INFORMATION SUPPLIED:
================================

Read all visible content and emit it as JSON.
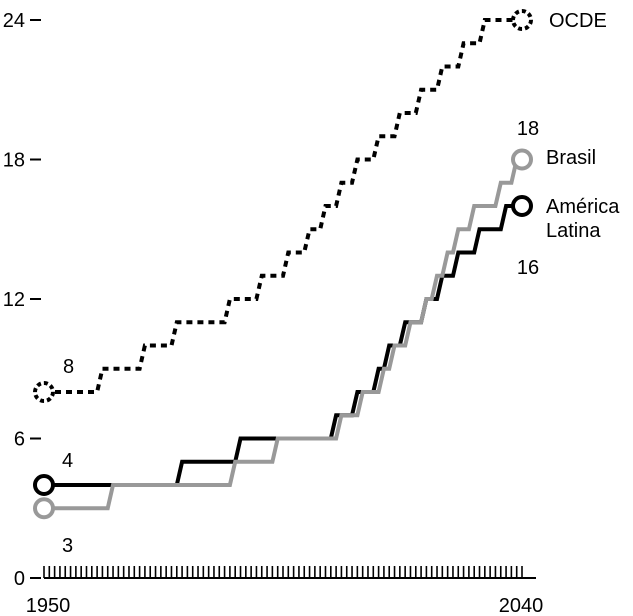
{
  "chart_data": {
    "type": "line",
    "title": "",
    "xlabel": "",
    "ylabel": "",
    "x_tick_labels": [
      "1950",
      "2040"
    ],
    "y_ticks": [
      0,
      6,
      12,
      18,
      24
    ],
    "xlim": [
      1950,
      2040
    ],
    "ylim": [
      0,
      24
    ],
    "grid": false,
    "legend": "inline-labels",
    "series": [
      {
        "name": "OCDE",
        "style": "dotted",
        "color": "#000000",
        "points": [
          [
            1950,
            8
          ],
          [
            1960,
            8
          ],
          [
            1961,
            9
          ],
          [
            1968,
            9
          ],
          [
            1969,
            10
          ],
          [
            1974,
            10
          ],
          [
            1975,
            11
          ],
          [
            1984,
            11
          ],
          [
            1985,
            12
          ],
          [
            1990,
            12
          ],
          [
            1991,
            13
          ],
          [
            1995,
            13
          ],
          [
            1996,
            14
          ],
          [
            1999,
            14
          ],
          [
            2000,
            15
          ],
          [
            2002,
            15
          ],
          [
            2003,
            16
          ],
          [
            2005,
            16
          ],
          [
            2006,
            17
          ],
          [
            2008,
            17
          ],
          [
            2009,
            18
          ],
          [
            2012,
            18
          ],
          [
            2013,
            19
          ],
          [
            2016,
            19
          ],
          [
            2017,
            20
          ],
          [
            2020,
            20
          ],
          [
            2021,
            21
          ],
          [
            2024,
            21
          ],
          [
            2025,
            22
          ],
          [
            2028,
            22
          ],
          [
            2029,
            23
          ],
          [
            2032,
            23
          ],
          [
            2033,
            24
          ],
          [
            2040,
            24
          ]
        ],
        "start_label": "8",
        "end_label": "OCDE"
      },
      {
        "name": "Brasil",
        "color": "#999999",
        "points": [
          [
            1950,
            3
          ],
          [
            1962,
            3
          ],
          [
            1963,
            4
          ],
          [
            1985,
            4
          ],
          [
            1986,
            5
          ],
          [
            1993,
            5
          ],
          [
            1994,
            6
          ],
          [
            2005,
            6
          ],
          [
            2006,
            7
          ],
          [
            2009,
            7
          ],
          [
            2010,
            8
          ],
          [
            2013,
            8
          ],
          [
            2014,
            9
          ],
          [
            2015,
            9
          ],
          [
            2016,
            10
          ],
          [
            2018,
            10
          ],
          [
            2019,
            11
          ],
          [
            2021,
            11
          ],
          [
            2022,
            12
          ],
          [
            2023,
            12
          ],
          [
            2024,
            13
          ],
          [
            2025,
            13
          ],
          [
            2026,
            14
          ],
          [
            2027,
            14
          ],
          [
            2028,
            15
          ],
          [
            2030,
            15
          ],
          [
            2031,
            16
          ],
          [
            2035,
            16
          ],
          [
            2036,
            17
          ],
          [
            2038,
            17
          ],
          [
            2039,
            18
          ],
          [
            2040,
            18
          ]
        ],
        "start_label": "",
        "end_label": "18",
        "end_name": "Brasil"
      },
      {
        "name": "América Latina",
        "name_lines": [
          "América",
          "Latina"
        ],
        "color": "#000000",
        "points": [
          [
            1950,
            4
          ],
          [
            1975,
            4
          ],
          [
            1976,
            5
          ],
          [
            1986,
            5
          ],
          [
            1987,
            6
          ],
          [
            1990,
            6
          ],
          [
            1991,
            6
          ],
          [
            2004,
            6
          ],
          [
            2005,
            7
          ],
          [
            2008,
            7
          ],
          [
            2009,
            8
          ],
          [
            2012,
            8
          ],
          [
            2013,
            9
          ],
          [
            2014,
            9
          ],
          [
            2015,
            10
          ],
          [
            2017,
            10
          ],
          [
            2018,
            11
          ],
          [
            2021,
            11
          ],
          [
            2022,
            12
          ],
          [
            2024,
            12
          ],
          [
            2025,
            13
          ],
          [
            2027,
            13
          ],
          [
            2028,
            14
          ],
          [
            2031,
            14
          ],
          [
            2032,
            15
          ],
          [
            2036,
            15
          ],
          [
            2037,
            16
          ],
          [
            2040,
            16
          ]
        ],
        "start_label": "4",
        "end_label": "16",
        "start_sub_label": "3"
      }
    ]
  }
}
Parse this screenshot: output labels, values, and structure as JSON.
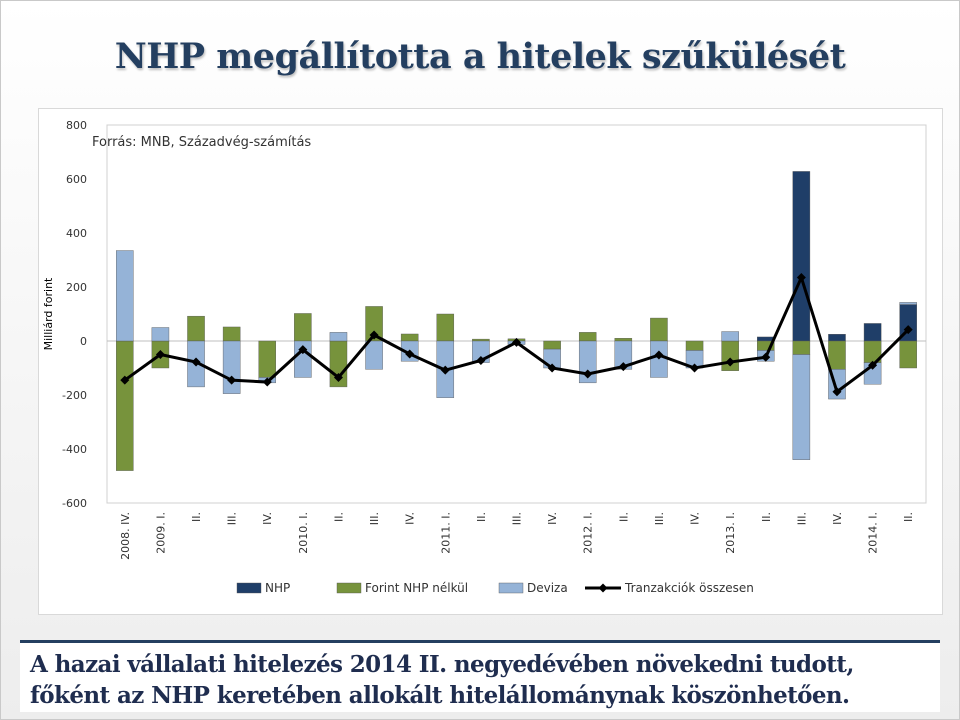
{
  "slide": {
    "title": "NHP megállította a hitelek szűkülését",
    "caption": "A hazai vállalati hitelezés 2014 II. negyedévében növekedni tudott, főként az NHP keretében allokált hitelállománynak köszönhetően."
  },
  "chart_data": {
    "type": "bar",
    "stacked": true,
    "title": "",
    "source_note": "Forrás: MNB, Századvég-számítás",
    "xlabel": "",
    "ylabel": "Milliárd forint",
    "ylim": [
      -600,
      800
    ],
    "yticks": [
      -600,
      -400,
      -200,
      0,
      200,
      400,
      600,
      800
    ],
    "grid": false,
    "legend_position": "bottom",
    "categories": [
      "2008. IV.",
      "2009. I.",
      "II.",
      "III.",
      "IV.",
      "2010. I.",
      "II.",
      "III.",
      "IV.",
      "2011. I.",
      "II.",
      "III.",
      "IV.",
      "2012. I.",
      "II.",
      "III.",
      "IV.",
      "2013. I.",
      "II.",
      "III.",
      "IV.",
      "2014. I.",
      "II."
    ],
    "series": [
      {
        "name": "NHP",
        "kind": "bar",
        "color": "#1f3e68",
        "values": [
          0,
          0,
          0,
          0,
          0,
          0,
          0,
          0,
          0,
          0,
          0,
          0,
          0,
          0,
          0,
          0,
          0,
          0,
          15,
          628,
          25,
          65,
          135
        ]
      },
      {
        "name": "Forint NHP nélkül",
        "kind": "bar",
        "color": "#77933c",
        "values": [
          -480,
          -100,
          92,
          52,
          -135,
          102,
          -170,
          128,
          26,
          100,
          7,
          8,
          -30,
          32,
          10,
          85,
          -35,
          -110,
          -35,
          -50,
          -105,
          -80,
          -100
        ]
      },
      {
        "name": "Deviza",
        "kind": "bar",
        "color": "#95b3d7",
        "values": [
          335,
          50,
          -170,
          -195,
          -20,
          -135,
          32,
          -105,
          -75,
          -210,
          -80,
          -13,
          -70,
          -155,
          -105,
          -135,
          -65,
          35,
          -40,
          -390,
          -110,
          -80,
          8
        ]
      },
      {
        "name": "Tranzakciók összesen",
        "kind": "line",
        "color": "#000000",
        "values": [
          -145,
          -50,
          -78,
          -145,
          -152,
          -32,
          -135,
          22,
          -48,
          -108,
          -72,
          -5,
          -100,
          -122,
          -95,
          -52,
          -100,
          -78,
          -60,
          235,
          -188,
          -90,
          42
        ]
      }
    ]
  }
}
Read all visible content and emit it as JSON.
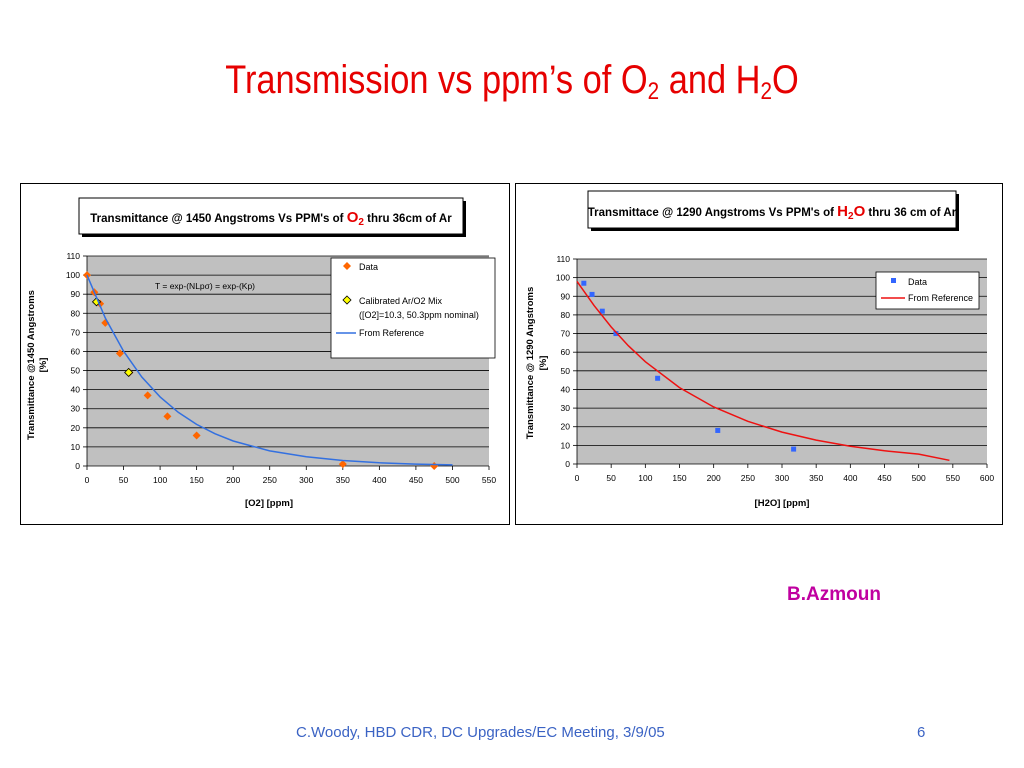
{
  "slide": {
    "title_main": "Transmission vs ppm’s of O",
    "title_sub1": "2",
    "title_mid": " and H",
    "title_sub2": "2",
    "title_end": "O",
    "author": "B.Azmoun",
    "footer": "C.Woody, HBD CDR, DC Upgrades/EC  Meeting, 3/9/05",
    "page_number": "6"
  },
  "colors": {
    "plot_bg": "#c0c0c0",
    "data_o2": "#ff6600",
    "calibrated": "#ffff00",
    "ref_o2": "#3370e0",
    "data_h2o": "#3366ff",
    "ref_h2o": "#ee1111",
    "title_red": "#e60000",
    "author": "#c000a0",
    "footer": "#3b63c4"
  },
  "chart_data": [
    {
      "type": "scatter",
      "title_pre": "Transmittance @ 1450 Angstroms Vs PPM's of ",
      "title_species": "O",
      "title_sub": "2",
      "title_post": " thru 36cm of Ar",
      "xlabel": "[O2]  [ppm]",
      "ylabel_line1": "Transmittance @1450 Angstroms",
      "ylabel_line2": "[%]",
      "xlim": [
        0,
        550
      ],
      "ylim": [
        0,
        110
      ],
      "xticks": [
        0,
        50,
        100,
        150,
        200,
        250,
        300,
        350,
        400,
        450,
        500,
        550
      ],
      "yticks": [
        0,
        10,
        20,
        30,
        40,
        50,
        60,
        70,
        80,
        90,
        100,
        110
      ],
      "annotation": "T = exp-(NLpσ) = exp-(Kp)",
      "legend_position": "top-right",
      "legend": [
        "Data",
        "Calibrated  Ar/O2 Mix",
        "([O2]=10.3, 50.3ppm nominal)",
        "From Reference"
      ],
      "series": [
        {
          "name": "Data",
          "marker": "diamond",
          "x": [
            0,
            10,
            18,
            25,
            45,
            58,
            83,
            110,
            150,
            350,
            475
          ],
          "y": [
            100,
            91,
            85,
            75,
            59,
            49,
            37,
            26,
            16,
            1,
            0
          ]
        },
        {
          "name": "Calibrated  Ar/O2 Mix",
          "marker": "diamond",
          "x": [
            13,
            57
          ],
          "y": [
            86,
            49
          ]
        },
        {
          "name": "From Reference",
          "type": "line",
          "x": [
            0,
            25,
            50,
            75,
            100,
            125,
            150,
            175,
            200,
            250,
            300,
            350,
            400,
            450,
            500
          ],
          "y": [
            100,
            77.5,
            60.2,
            46.6,
            36.2,
            28.1,
            21.8,
            16.9,
            13.1,
            7.9,
            4.8,
            2.9,
            1.7,
            1.0,
            0.6
          ]
        }
      ]
    },
    {
      "type": "scatter",
      "title_pre": "Transmittace @ 1290 Angstroms Vs PPM's of ",
      "title_species": "H",
      "title_sub": "2",
      "title_species2": "O",
      "title_post": " thru 36 cm of Ar",
      "xlabel": "[H2O] [ppm]",
      "ylabel_line1": "Transmittance @ 1290 Angstroms",
      "ylabel_line2": "[%]",
      "xlim": [
        0,
        600
      ],
      "ylim": [
        0,
        110
      ],
      "xticks": [
        0,
        50,
        100,
        150,
        200,
        250,
        300,
        350,
        400,
        450,
        500,
        550,
        600
      ],
      "yticks": [
        0,
        10,
        20,
        30,
        40,
        50,
        60,
        70,
        80,
        90,
        100,
        110
      ],
      "legend_position": "top-right",
      "legend": [
        "Data",
        "From Reference"
      ],
      "series": [
        {
          "name": "Data",
          "marker": "square",
          "x": [
            10,
            22,
            37,
            57,
            118,
            206,
            317
          ],
          "y": [
            97,
            91,
            82,
            70,
            46,
            18,
            8
          ]
        },
        {
          "name": "From Reference",
          "type": "line",
          "x": [
            0,
            25,
            50,
            75,
            100,
            150,
            200,
            250,
            300,
            350,
            400,
            450,
            500,
            545
          ],
          "y": [
            98,
            85,
            73.5,
            63.5,
            54.9,
            41,
            30.6,
            22.9,
            17.1,
            12.8,
            9.5,
            7.1,
            5.3,
            2
          ]
        }
      ]
    }
  ]
}
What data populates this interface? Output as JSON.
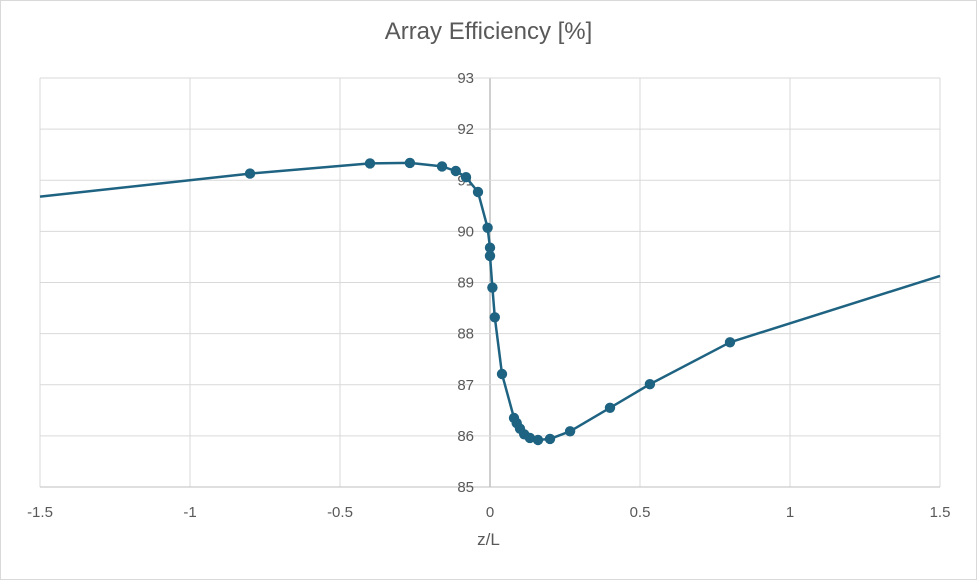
{
  "chart_data": {
    "type": "scatter",
    "title": "Array Efficiency [%]",
    "xlabel": "z/L",
    "ylabel": "",
    "xlim": [
      -1.5,
      1.5
    ],
    "ylim": [
      85,
      93
    ],
    "x_ticks": [
      -1.5,
      -1,
      -0.5,
      0,
      0.5,
      1,
      1.5
    ],
    "x_tick_labels": [
      "-1.5",
      "-1",
      "-0.5",
      "0",
      "0.5",
      "1",
      "1.5"
    ],
    "y_ticks": [
      85,
      86,
      87,
      88,
      89,
      90,
      91,
      92,
      93
    ],
    "y_tick_labels": [
      "85",
      "86",
      "87",
      "88",
      "89",
      "90",
      "91",
      "92",
      "93"
    ],
    "grid": true,
    "legend": "none",
    "series": [
      {
        "color": "#1f6382",
        "line_only_ends": [
          {
            "x": -1.5,
            "y": 90.68
          },
          {
            "x": 1.5,
            "y": 89.13
          }
        ],
        "points": [
          {
            "x": -0.8,
            "y": 91.13
          },
          {
            "x": -0.4,
            "y": 91.33
          },
          {
            "x": -0.267,
            "y": 91.34
          },
          {
            "x": -0.16,
            "y": 91.27
          },
          {
            "x": -0.114,
            "y": 91.18
          },
          {
            "x": -0.08,
            "y": 91.06
          },
          {
            "x": -0.04,
            "y": 90.77
          },
          {
            "x": -0.008,
            "y": 90.07
          },
          {
            "x": 0.0,
            "y": 89.68
          },
          {
            "x": 0.0,
            "y": 89.52
          },
          {
            "x": 0.008,
            "y": 88.9
          },
          {
            "x": 0.016,
            "y": 88.32
          },
          {
            "x": 0.04,
            "y": 87.21
          },
          {
            "x": 0.08,
            "y": 86.35
          },
          {
            "x": 0.089,
            "y": 86.25
          },
          {
            "x": 0.1,
            "y": 86.14
          },
          {
            "x": 0.114,
            "y": 86.03
          },
          {
            "x": 0.133,
            "y": 85.96
          },
          {
            "x": 0.16,
            "y": 85.92
          },
          {
            "x": 0.2,
            "y": 85.94
          },
          {
            "x": 0.267,
            "y": 86.09
          },
          {
            "x": 0.4,
            "y": 86.55
          },
          {
            "x": 0.533,
            "y": 87.01
          },
          {
            "x": 0.8,
            "y": 87.83
          }
        ]
      }
    ]
  }
}
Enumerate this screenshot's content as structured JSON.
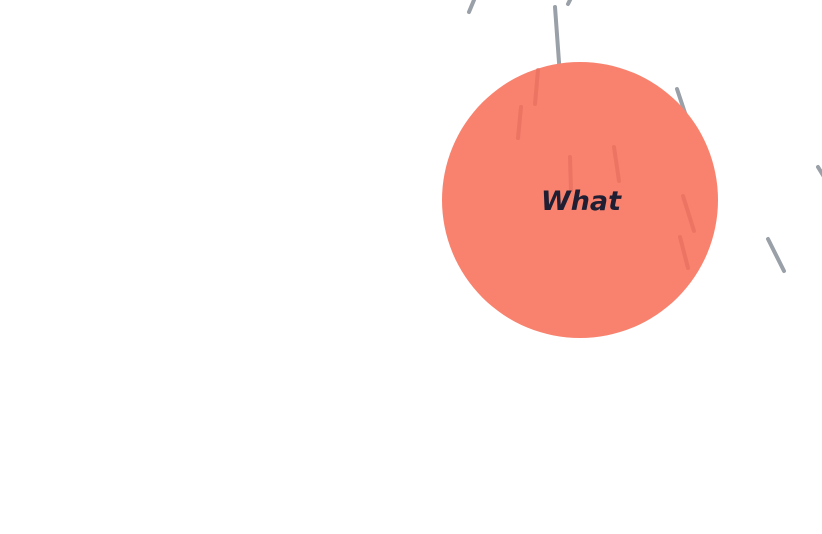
{
  "scene": {
    "circle_label": "What",
    "colors": {
      "background": "#ffffff",
      "circle_fill": "#f8826e",
      "label_text": "#1f1e33",
      "rain_stroke": "#9aa0a8",
      "rain_on_circle": "#e36a5a"
    }
  }
}
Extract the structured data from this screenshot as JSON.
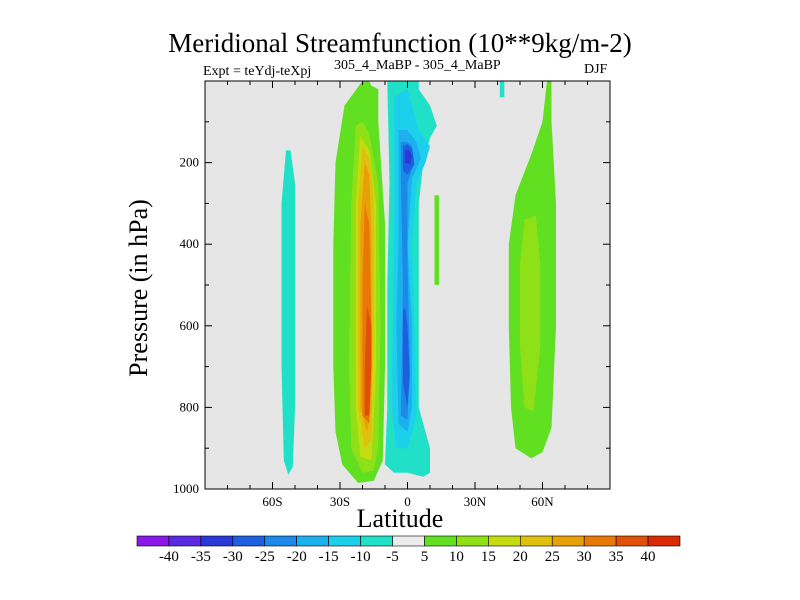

================================

TASK OBJECTIVE: Each line that has the word "JSON" should be copied.

COMPLETE RESPONSE:
Read all visible content and emit it as JSON.
Parse this screenshot: output labels, values, and structure as JSON.
Read all visible content and emit it as JSON.
What data populates this interface? Output as JSON.
Enumerate this screenshot's content as structured JSON.
Extract the structured data from this screenshot as JSON.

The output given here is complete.